§ Instruction
Reproduce the complete listing without any deviation.

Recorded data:
::::::::::

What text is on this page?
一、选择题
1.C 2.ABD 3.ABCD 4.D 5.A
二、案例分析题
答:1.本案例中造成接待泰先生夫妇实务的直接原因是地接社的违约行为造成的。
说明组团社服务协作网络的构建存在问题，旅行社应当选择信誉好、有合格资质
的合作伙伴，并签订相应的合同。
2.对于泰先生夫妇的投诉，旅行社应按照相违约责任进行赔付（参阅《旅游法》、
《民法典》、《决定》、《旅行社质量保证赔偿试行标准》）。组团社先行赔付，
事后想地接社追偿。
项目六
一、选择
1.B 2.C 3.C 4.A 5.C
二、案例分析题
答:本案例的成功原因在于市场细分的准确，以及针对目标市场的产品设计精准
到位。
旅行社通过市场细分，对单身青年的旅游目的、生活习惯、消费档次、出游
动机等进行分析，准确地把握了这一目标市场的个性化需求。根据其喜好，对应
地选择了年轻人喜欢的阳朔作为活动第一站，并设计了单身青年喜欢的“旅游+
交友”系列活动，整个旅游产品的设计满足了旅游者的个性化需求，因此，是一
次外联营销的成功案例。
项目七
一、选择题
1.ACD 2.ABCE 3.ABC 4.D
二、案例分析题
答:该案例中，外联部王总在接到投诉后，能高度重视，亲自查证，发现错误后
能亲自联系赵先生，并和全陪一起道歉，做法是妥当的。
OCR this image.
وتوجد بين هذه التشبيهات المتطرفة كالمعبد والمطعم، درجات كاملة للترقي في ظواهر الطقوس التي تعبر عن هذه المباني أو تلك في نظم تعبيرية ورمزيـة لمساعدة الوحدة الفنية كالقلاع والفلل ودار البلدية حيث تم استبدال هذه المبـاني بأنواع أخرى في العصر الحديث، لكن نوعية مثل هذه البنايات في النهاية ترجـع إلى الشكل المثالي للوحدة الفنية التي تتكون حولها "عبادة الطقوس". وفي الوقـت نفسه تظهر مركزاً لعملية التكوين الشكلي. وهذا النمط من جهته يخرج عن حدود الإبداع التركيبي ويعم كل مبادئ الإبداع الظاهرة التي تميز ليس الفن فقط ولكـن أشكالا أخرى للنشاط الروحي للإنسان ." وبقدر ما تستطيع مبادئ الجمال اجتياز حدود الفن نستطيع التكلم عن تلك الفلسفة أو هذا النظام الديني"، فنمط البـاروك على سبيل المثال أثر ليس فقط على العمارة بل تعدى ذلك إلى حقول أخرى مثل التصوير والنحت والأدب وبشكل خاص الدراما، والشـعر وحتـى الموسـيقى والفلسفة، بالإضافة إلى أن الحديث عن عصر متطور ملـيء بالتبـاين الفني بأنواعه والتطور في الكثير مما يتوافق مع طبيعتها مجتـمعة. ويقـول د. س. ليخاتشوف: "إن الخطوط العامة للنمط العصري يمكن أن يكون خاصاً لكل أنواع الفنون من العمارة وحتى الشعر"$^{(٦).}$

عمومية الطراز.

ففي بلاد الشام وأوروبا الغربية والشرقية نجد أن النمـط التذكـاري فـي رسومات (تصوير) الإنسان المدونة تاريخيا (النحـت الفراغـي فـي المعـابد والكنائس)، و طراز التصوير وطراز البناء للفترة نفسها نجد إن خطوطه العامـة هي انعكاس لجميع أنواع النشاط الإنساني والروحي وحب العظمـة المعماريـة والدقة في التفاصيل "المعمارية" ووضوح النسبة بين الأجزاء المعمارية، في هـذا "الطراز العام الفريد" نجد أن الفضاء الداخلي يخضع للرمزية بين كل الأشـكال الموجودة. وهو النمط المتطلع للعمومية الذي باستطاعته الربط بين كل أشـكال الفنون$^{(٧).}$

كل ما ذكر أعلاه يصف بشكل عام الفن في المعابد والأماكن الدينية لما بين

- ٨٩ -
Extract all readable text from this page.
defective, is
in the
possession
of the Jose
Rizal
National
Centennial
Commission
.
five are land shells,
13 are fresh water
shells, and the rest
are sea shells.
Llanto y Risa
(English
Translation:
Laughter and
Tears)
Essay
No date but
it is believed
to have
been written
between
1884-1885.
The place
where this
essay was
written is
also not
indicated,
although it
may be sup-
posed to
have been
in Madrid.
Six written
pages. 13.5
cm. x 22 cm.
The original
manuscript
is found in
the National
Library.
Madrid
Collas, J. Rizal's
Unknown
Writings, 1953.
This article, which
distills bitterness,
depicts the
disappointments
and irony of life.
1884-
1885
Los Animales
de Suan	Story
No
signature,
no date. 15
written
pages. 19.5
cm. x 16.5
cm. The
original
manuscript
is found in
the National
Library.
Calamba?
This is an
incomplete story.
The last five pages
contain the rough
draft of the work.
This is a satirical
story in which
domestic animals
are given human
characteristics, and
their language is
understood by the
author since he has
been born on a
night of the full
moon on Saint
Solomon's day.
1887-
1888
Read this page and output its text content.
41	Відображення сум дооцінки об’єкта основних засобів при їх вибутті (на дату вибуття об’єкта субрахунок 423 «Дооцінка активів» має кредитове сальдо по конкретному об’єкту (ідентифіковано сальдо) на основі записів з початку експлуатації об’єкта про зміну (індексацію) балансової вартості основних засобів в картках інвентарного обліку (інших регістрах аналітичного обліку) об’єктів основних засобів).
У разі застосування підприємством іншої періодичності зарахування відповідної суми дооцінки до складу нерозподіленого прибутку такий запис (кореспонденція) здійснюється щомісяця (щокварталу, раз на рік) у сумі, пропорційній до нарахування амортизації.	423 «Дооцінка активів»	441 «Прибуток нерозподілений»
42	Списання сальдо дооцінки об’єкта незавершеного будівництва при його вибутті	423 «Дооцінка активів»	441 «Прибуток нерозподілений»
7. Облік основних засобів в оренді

::::::::::

§ Expected answer
What text is on this page?
一、选择题
1.C 2.ABD 3.ABCD 4.D 5.A
二、案例分析题
答:1.本案例中造成接待泰先生夫妇实务的直接原因是地接社的违约行为造成的。
说明组团社服务协作网络的构建存在问题，旅行社应当选择信誉好、有合格资质
的合作伙伴，并签订相应的合同。
2.对于泰先生夫妇的投诉，旅行社应按照相违约责任进行赔付（参阅《旅游法》、
《民法典》、《决定》、《旅行社质量保证赔偿试行标准》）。组团社先行赔付，
事后想地接社追偿。
项目六
一、选择
1.B 2.C 3.C 4.A 5.C
二、案例分析题
答:本案例的成功原因在于市场细分的准确，以及针对目标市场的产品设计精准
到位。
旅行社通过市场细分，对单身青年的旅游目的、生活习惯、消费档次、出游
动机等进行分析，准确地把握了这一目标市场的个性化需求。根据其喜好，对应
地选择了年轻人喜欢的阳朔作为活动第一站，并设计了单身青年喜欢的“旅游+
交友”系列活动，整个旅游产品的设计满足了旅游者的个性化需求，因此，是一
次外联营销的成功案例。
项目七
一、选择题
1.ACD 2.ABCE 3.ABC 4.D
二、案例分析题
答:该案例中，外联部王总在接到投诉后，能高度重视，亲自查证，发现错误后
能亲自联系赵先生，并和全陪一起道歉，做法是妥当的。
OCR this image.
وتوجد بين هذه التشبيهات المتطرفة كالمعبد والمطعم، درجات كاملة للترقي في ظواهر الطقوس التي تعبر عن هذه المباني أو تلك في نظم تعبيرية ورمزيـة لمساعدة الوحدة الفنية كالقلاع والفلل ودار البلدية حيث تم استبدال هذه المبـاني بأنواع أخرى في العصر الحديث، لكن نوعية مثل هذه البنايات في النهاية ترجـع إلى الشكل المثالي للوحدة الفنية التي تتكون حولها "عبادة الطقوس". وفي الوقـت نفسه تظهر مركزاً لعملية التكوين الشكلي. وهذا النمط من جهته يخرج عن حدود الإبداع التركيبي ويعم كل مبادئ الإبداع الظاهرة التي تميز ليس الفن فقط ولكـن أشكالا أخرى للنشاط الروحي للإنسان ." وبقدر ما تستطيع مبادئ الجمال اجتياز حدود الفن نستطيع التكلم عن تلك الفلسفة أو هذا النظام الديني"، فنمط البـاروك على سبيل المثال أثر ليس فقط على العمارة بل تعدى ذلك إلى حقول أخرى مثل التصوير والنحت والأدب وبشكل خاص الدراما، والشـعر وحتـى الموسـيقى والفلسفة، بالإضافة إلى أن الحديث عن عصر متطور ملـيء بالتبـاين الفني بأنواعه والتطور في الكثير مما يتوافق مع طبيعتها مجتـمعة. ويقـول د. س. ليخاتشوف: "إن الخطوط العامة للنمط العصري يمكن أن يكون خاصاً لكل أنواع الفنون من العمارة وحتى الشعر"$^{(٦).}$

عمومية الطراز.

ففي بلاد الشام وأوروبا الغربية والشرقية نجد أن النمـط التذكـاري فـي رسومات (تصوير) الإنسان المدونة تاريخيا (النحـت الفراغـي فـي المعـابد والكنائس)، و طراز التصوير وطراز البناء للفترة نفسها نجد إن خطوطه العامـة هي انعكاس لجميع أنواع النشاط الإنساني والروحي وحب العظمـة المعماريـة والدقة في التفاصيل "المعمارية" ووضوح النسبة بين الأجزاء المعمارية، في هـذا "الطراز العام الفريد" نجد أن الفضاء الداخلي يخضع للرمزية بين كل الأشـكال الموجودة. وهو النمط المتطلع للعمومية الذي باستطاعته الربط بين كل أشـكال الفنون$^{(٧).}$

كل ما ذكر أعلاه يصف بشكل عام الفن في المعابد والأماكن الدينية لما بين

- ٨٩ -
Extract all readable text from this page.
defective, is
in the
possession
of the Jose
Rizal
National
Centennial
Commission
.
five are land shells,
13 are fresh water
shells, and the rest
are sea shells.
Llanto y Risa
(English
Translation:
Laughter and
Tears)
Essay
No date but
it is believed
to have
been written
between
1884-1885.
The place
where this
essay was
written is
also not
indicated,
although it
may be sup-
posed to
have been
in Madrid.
Six written
pages. 13.5
cm. x 22 cm.
The original
manuscript
is found in
the National
Library.
Madrid
Collas, J. Rizal's
Unknown
Writings, 1953.
This article, which
distills bitterness,
depicts the
disappointments
and irony of life.
1884-
1885
Los Animales
de Suan	Story
No
signature,
no date. 15
written
pages. 19.5
cm. x 16.5
cm. The
original
manuscript
is found in
the National
Library.
Calamba?
This is an
incomplete story.
The last five pages
contain the rough
draft of the work.
This is a satirical
story in which
domestic animals
are given human
characteristics, and
their language is
understood by the
author since he has
been born on a
night of the full
moon on Saint
Solomon's day.
1887-
1888
Read this page and output its text content.
41	Відображення сум дооцінки об’єкта основних засобів при їх вибутті (на дату вибуття об’єкта субрахунок 423 «Дооцінка активів» має кредитове сальдо по конкретному об’єкту (ідентифіковано сальдо) на основі записів з початку експлуатації об’єкта про зміну (індексацію) балансової вартості основних засобів в картках інвентарного обліку (інших регістрах аналітичного обліку) об’єктів основних засобів).
У разі застосування підприємством іншої періодичності зарахування відповідної суми дооцінки до складу нерозподіленого прибутку такий запис (кореспонденція) здійснюється щомісяця (щокварталу, раз на рік) у сумі, пропорційній до нарахування амортизації.	423 «Дооцінка активів»	441 «Прибуток нерозподілений»
42	Списання сальдо дооцінки об’єкта незавершеного будівництва при його вибутті	423 «Дооцінка активів»	441 «Прибуток нерозподілений»
7. Облік основних засобів в оренді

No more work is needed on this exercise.